■ WRITTEN INSTRUCTION
Search the material below for the word "option" and copy every line in which it occurs.

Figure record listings

— START —

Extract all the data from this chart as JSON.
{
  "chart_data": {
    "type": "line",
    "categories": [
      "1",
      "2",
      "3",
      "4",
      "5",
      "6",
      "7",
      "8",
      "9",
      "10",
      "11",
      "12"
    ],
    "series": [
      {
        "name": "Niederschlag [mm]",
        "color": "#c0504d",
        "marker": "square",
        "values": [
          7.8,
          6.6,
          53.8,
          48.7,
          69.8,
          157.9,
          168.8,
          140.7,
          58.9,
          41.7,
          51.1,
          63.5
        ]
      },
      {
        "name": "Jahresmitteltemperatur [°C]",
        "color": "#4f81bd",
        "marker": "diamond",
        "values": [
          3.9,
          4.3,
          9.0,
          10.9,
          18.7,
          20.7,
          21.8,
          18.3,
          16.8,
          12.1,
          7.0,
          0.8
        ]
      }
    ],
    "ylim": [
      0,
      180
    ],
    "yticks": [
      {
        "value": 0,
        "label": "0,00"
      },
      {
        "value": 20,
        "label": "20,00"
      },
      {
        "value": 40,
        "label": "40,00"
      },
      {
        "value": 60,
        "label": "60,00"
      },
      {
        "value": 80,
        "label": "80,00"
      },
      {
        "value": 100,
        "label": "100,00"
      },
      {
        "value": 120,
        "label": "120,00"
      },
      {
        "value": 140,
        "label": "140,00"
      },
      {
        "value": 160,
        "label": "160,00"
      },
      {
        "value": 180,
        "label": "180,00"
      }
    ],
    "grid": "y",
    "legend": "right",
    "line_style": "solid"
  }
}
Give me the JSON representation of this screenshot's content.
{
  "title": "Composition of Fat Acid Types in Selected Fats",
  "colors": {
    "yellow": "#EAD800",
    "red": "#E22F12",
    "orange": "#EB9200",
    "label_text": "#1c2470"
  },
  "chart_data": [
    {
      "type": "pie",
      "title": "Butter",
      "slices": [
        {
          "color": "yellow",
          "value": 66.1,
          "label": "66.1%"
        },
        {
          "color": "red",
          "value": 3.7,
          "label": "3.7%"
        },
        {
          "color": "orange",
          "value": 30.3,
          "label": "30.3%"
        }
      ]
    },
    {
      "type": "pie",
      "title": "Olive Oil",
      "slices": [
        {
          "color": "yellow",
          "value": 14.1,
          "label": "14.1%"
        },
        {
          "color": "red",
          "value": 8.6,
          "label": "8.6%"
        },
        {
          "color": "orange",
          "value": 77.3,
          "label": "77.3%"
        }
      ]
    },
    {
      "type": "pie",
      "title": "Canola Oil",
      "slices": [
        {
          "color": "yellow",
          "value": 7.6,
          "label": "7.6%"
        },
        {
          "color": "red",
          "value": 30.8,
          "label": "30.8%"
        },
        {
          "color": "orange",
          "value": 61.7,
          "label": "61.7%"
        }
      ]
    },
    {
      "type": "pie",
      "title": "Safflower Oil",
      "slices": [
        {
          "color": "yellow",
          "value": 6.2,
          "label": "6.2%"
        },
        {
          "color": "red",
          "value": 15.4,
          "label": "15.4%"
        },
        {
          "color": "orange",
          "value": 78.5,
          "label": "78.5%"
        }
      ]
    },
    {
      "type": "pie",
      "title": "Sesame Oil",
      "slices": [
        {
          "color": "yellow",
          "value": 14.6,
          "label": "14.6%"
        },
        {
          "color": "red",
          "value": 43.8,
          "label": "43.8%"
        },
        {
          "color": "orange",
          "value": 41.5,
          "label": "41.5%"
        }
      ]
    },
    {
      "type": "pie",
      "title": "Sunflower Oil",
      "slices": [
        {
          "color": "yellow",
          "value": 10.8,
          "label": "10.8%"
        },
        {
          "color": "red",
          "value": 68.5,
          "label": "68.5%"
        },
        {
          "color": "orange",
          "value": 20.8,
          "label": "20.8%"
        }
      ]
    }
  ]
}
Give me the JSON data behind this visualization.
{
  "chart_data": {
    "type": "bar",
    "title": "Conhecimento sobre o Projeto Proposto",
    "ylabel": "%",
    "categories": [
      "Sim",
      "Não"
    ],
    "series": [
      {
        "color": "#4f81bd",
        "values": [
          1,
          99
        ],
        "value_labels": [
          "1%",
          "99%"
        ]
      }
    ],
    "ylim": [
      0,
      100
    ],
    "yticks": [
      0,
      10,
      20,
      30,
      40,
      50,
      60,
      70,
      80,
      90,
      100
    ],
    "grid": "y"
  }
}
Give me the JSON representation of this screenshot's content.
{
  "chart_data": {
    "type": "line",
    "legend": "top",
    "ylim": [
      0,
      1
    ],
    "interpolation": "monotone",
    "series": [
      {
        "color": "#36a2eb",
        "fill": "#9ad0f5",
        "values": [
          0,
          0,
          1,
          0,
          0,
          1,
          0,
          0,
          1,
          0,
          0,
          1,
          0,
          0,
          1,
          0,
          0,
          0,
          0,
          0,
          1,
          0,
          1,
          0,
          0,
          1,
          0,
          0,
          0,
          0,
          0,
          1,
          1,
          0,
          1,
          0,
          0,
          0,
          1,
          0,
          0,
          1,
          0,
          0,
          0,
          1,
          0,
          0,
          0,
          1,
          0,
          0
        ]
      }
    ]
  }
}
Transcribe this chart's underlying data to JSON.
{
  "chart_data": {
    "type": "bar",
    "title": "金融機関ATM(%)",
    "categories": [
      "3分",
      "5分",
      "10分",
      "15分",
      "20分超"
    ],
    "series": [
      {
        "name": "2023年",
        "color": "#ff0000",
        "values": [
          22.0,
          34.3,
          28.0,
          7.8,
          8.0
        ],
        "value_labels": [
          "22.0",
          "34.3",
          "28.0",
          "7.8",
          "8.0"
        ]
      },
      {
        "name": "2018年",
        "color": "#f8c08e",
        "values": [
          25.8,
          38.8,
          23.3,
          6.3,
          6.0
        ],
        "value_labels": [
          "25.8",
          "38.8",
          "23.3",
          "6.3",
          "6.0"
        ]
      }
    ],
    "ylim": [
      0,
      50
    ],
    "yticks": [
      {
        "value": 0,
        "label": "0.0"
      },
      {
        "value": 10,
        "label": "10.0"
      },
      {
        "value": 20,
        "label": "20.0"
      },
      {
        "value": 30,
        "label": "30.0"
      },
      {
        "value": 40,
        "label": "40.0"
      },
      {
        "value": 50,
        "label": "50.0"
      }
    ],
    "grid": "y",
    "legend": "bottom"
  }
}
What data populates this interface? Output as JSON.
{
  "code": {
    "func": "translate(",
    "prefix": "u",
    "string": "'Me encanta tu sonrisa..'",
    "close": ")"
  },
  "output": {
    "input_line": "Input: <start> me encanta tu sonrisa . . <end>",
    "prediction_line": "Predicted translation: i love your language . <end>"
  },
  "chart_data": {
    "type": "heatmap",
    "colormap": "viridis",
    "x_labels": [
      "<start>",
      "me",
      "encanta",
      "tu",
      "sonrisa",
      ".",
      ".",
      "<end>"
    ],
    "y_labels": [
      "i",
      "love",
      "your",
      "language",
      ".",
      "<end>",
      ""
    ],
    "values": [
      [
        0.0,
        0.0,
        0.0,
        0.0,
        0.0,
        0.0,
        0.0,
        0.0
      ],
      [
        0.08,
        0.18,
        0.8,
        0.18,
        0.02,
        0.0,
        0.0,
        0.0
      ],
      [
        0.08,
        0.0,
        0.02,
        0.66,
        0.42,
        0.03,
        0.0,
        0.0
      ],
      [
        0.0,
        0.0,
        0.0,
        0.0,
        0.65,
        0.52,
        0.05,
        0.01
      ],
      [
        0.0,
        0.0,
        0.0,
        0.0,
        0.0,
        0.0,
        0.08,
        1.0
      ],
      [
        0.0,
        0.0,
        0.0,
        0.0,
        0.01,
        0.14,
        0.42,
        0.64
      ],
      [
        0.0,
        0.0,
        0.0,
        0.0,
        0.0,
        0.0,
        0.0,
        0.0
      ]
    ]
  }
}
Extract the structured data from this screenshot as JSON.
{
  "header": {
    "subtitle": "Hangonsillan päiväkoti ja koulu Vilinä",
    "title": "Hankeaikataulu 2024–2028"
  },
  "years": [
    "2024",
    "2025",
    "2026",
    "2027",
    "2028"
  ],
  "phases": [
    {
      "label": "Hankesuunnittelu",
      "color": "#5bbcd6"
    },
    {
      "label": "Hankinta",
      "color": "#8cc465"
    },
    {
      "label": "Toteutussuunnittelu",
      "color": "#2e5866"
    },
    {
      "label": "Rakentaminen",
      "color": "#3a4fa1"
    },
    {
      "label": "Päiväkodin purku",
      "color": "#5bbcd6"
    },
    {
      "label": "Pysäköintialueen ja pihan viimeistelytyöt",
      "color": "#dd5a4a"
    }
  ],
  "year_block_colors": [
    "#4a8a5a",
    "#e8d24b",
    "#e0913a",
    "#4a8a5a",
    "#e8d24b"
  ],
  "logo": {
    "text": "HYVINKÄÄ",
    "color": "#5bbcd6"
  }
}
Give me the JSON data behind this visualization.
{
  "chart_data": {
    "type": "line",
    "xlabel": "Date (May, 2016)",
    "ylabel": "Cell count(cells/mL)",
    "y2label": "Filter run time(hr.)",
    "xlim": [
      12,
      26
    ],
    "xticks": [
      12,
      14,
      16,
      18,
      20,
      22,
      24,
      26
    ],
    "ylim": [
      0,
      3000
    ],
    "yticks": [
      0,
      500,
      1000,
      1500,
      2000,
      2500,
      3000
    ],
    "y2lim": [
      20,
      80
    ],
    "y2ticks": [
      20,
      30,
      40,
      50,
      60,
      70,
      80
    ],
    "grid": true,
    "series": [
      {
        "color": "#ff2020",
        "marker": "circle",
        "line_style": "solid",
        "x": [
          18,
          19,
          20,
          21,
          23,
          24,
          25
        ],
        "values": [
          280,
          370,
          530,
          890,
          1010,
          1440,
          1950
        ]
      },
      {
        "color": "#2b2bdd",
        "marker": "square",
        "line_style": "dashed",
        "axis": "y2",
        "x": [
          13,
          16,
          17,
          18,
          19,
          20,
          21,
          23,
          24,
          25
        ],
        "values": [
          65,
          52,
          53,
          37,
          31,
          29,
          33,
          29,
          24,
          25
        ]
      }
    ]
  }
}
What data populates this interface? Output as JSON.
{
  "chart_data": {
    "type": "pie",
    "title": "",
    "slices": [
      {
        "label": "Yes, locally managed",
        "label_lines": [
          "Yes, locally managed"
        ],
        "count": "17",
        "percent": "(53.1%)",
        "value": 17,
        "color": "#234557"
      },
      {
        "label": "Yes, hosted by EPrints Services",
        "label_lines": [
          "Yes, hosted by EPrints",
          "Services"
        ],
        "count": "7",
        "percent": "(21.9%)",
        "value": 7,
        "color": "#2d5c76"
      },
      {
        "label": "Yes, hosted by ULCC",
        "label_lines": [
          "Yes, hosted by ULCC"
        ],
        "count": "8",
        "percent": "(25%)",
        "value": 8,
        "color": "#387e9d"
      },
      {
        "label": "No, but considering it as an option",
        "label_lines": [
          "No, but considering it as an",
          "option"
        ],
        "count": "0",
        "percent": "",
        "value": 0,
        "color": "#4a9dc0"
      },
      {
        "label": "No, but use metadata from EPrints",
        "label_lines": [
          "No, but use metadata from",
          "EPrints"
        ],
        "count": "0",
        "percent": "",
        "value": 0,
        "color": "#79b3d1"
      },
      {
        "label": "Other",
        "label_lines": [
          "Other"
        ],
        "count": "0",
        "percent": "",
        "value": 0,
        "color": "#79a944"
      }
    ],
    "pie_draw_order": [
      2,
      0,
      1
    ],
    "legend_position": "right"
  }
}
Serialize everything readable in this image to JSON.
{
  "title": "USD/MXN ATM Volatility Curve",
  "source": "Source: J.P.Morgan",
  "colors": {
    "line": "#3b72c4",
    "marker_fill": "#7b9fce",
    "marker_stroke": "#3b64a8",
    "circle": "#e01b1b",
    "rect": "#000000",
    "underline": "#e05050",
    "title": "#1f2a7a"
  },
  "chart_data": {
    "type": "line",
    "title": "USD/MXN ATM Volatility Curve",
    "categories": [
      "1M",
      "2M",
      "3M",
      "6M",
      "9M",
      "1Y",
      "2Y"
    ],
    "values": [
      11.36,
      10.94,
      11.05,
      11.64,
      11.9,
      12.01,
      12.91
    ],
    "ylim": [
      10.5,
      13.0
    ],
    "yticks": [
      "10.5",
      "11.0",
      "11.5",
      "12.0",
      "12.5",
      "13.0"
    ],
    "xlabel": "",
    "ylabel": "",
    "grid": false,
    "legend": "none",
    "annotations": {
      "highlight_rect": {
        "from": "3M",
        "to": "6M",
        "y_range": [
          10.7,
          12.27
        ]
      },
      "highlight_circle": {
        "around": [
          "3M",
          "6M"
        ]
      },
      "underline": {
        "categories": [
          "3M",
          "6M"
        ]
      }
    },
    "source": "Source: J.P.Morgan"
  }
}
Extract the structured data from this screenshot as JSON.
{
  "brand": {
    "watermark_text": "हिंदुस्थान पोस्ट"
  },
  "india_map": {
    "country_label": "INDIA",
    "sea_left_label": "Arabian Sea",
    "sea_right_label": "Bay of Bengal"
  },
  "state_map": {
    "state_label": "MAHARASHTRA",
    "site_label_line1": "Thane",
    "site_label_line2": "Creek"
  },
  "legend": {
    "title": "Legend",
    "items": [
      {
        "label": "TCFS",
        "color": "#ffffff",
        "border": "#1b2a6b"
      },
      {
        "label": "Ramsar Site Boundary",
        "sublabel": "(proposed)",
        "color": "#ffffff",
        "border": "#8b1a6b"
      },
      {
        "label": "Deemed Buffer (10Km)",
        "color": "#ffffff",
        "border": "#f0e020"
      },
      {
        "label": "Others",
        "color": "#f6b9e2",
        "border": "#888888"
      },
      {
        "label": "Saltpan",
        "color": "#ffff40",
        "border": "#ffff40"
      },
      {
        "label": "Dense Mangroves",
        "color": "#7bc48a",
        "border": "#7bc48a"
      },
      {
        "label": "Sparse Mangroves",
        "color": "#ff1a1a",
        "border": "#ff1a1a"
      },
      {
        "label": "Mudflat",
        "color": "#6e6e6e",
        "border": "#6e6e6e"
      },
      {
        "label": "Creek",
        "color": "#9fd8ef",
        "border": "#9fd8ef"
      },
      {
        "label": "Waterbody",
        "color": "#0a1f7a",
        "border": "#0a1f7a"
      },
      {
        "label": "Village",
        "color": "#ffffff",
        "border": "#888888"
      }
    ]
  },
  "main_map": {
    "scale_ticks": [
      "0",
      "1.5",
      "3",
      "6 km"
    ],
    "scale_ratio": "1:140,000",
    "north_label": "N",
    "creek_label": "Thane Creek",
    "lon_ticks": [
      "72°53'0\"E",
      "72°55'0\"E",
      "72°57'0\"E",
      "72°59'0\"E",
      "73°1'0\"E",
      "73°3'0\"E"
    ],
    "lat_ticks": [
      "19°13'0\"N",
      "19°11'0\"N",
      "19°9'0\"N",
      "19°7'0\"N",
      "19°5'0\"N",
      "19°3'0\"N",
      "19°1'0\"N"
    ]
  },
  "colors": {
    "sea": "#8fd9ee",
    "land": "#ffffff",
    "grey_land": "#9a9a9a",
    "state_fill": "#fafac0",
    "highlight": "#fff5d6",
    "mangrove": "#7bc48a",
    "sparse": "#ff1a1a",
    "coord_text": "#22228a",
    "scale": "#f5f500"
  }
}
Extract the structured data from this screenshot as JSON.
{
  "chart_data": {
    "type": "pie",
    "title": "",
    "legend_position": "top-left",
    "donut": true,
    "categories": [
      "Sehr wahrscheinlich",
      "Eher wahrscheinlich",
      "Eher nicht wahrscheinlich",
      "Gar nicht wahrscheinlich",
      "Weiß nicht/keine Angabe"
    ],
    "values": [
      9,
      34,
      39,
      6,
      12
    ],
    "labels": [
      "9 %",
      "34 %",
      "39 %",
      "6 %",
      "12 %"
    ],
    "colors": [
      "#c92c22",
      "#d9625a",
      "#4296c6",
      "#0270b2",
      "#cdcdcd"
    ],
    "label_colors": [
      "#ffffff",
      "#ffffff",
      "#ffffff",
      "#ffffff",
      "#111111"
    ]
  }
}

— END —

■ COMPLETE RESPONSE
        "label": "No, but considering it as an option",
          "option"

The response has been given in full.